[start Records to process]
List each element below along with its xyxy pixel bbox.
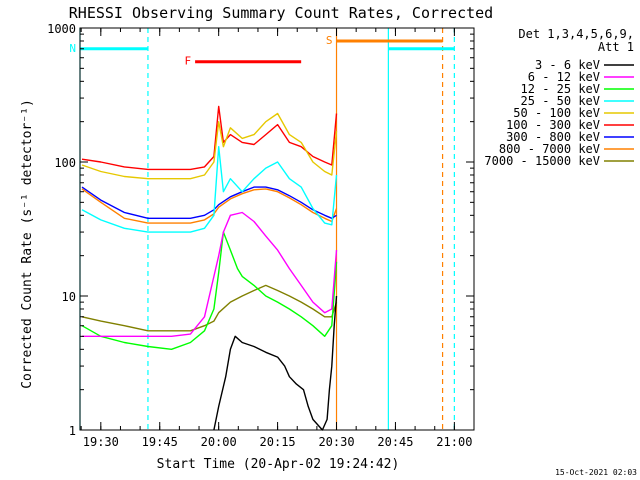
legend-label-2: 12 - 25 keV bbox=[521, 82, 600, 96]
legend-header-line-1: Det 1,3,4,5,6,9, bbox=[518, 27, 634, 41]
legend-header-line-2: Att 1 bbox=[598, 40, 634, 54]
y-tick-label-1: 10 bbox=[62, 290, 76, 304]
legend-label-8: 7000 - 15000 keV bbox=[484, 154, 600, 168]
x-tick-label-1: 19:45 bbox=[142, 435, 178, 449]
y-tick-label-2: 100 bbox=[54, 156, 76, 170]
series-line-0 bbox=[213, 295, 338, 431]
footer-timestamp: 15-Oct-2021 02:03 bbox=[555, 468, 637, 477]
series-line-3 bbox=[81, 145, 338, 233]
legend-label-4: 50 - 100 keV bbox=[513, 106, 600, 120]
y-tick-label-3: 1000 bbox=[47, 22, 76, 36]
axes: 1 10 100 1000 19:30 19:45 20:00 20:15 20:30 20:45… bbox=[47, 22, 475, 449]
series-line-2 bbox=[81, 231, 338, 350]
annotation-label-2: S bbox=[326, 34, 333, 47]
annotation-label-1: F bbox=[184, 55, 191, 68]
legend-label-1: 6 - 12 keV bbox=[528, 70, 600, 84]
series-line-4 bbox=[81, 112, 338, 180]
x-tick-label-5: 20:45 bbox=[377, 435, 413, 449]
x-tick-label-3: 20:15 bbox=[260, 435, 296, 449]
legend-label-5: 100 - 300 keV bbox=[506, 118, 600, 132]
y-tick-label-0: 1 bbox=[69, 424, 76, 438]
series-line-6 bbox=[81, 186, 337, 220]
plot-frame bbox=[79, 27, 475, 431]
legend-label-6: 300 - 800 keV bbox=[506, 130, 600, 144]
legend-label-0: 3 - 6 keV bbox=[535, 58, 600, 72]
series-line-8 bbox=[81, 284, 338, 332]
y-axis-label: Corrected Count Rate (s⁻¹ detector⁻¹) bbox=[20, 99, 35, 389]
legend-label-7: 800 - 7000 keV bbox=[499, 142, 600, 156]
annotation-label-0: N bbox=[69, 42, 76, 55]
chart-title: RHESSI Observing Summary Count Rates, Co… bbox=[69, 4, 493, 22]
x-tick-label-4: 20:30 bbox=[318, 435, 354, 449]
x-tick-label-6: 21:00 bbox=[436, 435, 472, 449]
x-tick-label-2: 20:00 bbox=[201, 435, 237, 449]
x-axis-label: Start Time (20-Apr-02 19:24:42) bbox=[157, 457, 400, 472]
series-line-5 bbox=[81, 105, 338, 171]
series-line-7 bbox=[81, 188, 338, 224]
series-line-1 bbox=[82, 211, 338, 337]
plot-area: N F S bbox=[69, 28, 455, 431]
x-tick-label-0: 19:30 bbox=[83, 435, 119, 449]
legend-label-3: 25 - 50 keV bbox=[521, 94, 600, 108]
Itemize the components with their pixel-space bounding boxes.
[end Records to process]
Task to carry out: Return all of the lines above verbatim, omitting the pictures.

Result for this task:
List each element below along with its xyxy pixel bbox.
legend-label-2: 12 - 25 keV bbox=[521, 82, 600, 96]
legend-header-line-1: Det 1,3,4,5,6,9, bbox=[518, 27, 634, 41]
legend-header-line-2: Att 1 bbox=[598, 40, 634, 54]
y-tick-label-1: 10 bbox=[62, 290, 76, 304]
legend-label-8: 7000 - 15000 keV bbox=[484, 154, 600, 168]
x-tick-label-1: 19:45 bbox=[142, 435, 178, 449]
y-tick-label-2: 100 bbox=[54, 156, 76, 170]
series-line-0 bbox=[213, 295, 338, 431]
footer-timestamp: 15-Oct-2021 02:03 bbox=[555, 468, 637, 477]
series-line-3 bbox=[81, 145, 338, 233]
legend-label-4: 50 - 100 keV bbox=[513, 106, 600, 120]
y-tick-label-3: 1000 bbox=[47, 22, 76, 36]
axes: 1 10 100 1000 19:30 19:45 20:00 20:15 20:30 20:45… bbox=[47, 22, 475, 449]
series-line-2 bbox=[81, 231, 338, 350]
annotation-label-2: S bbox=[326, 34, 333, 47]
annotation-label-1: F bbox=[184, 55, 191, 68]
legend-label-1: 6 - 12 keV bbox=[528, 70, 600, 84]
series-line-4 bbox=[81, 112, 338, 180]
x-tick-label-5: 20:45 bbox=[377, 435, 413, 449]
x-tick-label-3: 20:15 bbox=[260, 435, 296, 449]
legend-label-5: 100 - 300 keV bbox=[506, 118, 600, 132]
y-tick-label-0: 1 bbox=[69, 424, 76, 438]
series-line-6 bbox=[81, 186, 337, 220]
plot-frame bbox=[79, 27, 475, 431]
legend-label-6: 300 - 800 keV bbox=[506, 130, 600, 144]
legend-label-0: 3 - 6 keV bbox=[535, 58, 600, 72]
series-line-8 bbox=[81, 284, 338, 332]
y-axis-label: Corrected Count Rate (s⁻¹ detector⁻¹) bbox=[20, 99, 35, 389]
legend-label-7: 800 - 7000 keV bbox=[499, 142, 600, 156]
annotation-label-0: N bbox=[69, 42, 76, 55]
chart-title: RHESSI Observing Summary Count Rates, Co… bbox=[69, 4, 493, 22]
x-tick-label-4: 20:30 bbox=[318, 435, 354, 449]
x-tick-label-6: 21:00 bbox=[436, 435, 472, 449]
x-tick-label-2: 20:00 bbox=[201, 435, 237, 449]
x-axis-label: Start Time (20-Apr-02 19:24:42) bbox=[157, 457, 400, 472]
series-line-5 bbox=[81, 105, 338, 171]
series-line-7 bbox=[81, 188, 338, 224]
series-line-1 bbox=[82, 211, 338, 337]
plot-area: N F S bbox=[69, 28, 455, 431]
x-tick-label-0: 19:30 bbox=[83, 435, 119, 449]
legend-label-3: 25 - 50 keV bbox=[521, 94, 600, 108]
Itemize the components with their pixel-space bounding boxes.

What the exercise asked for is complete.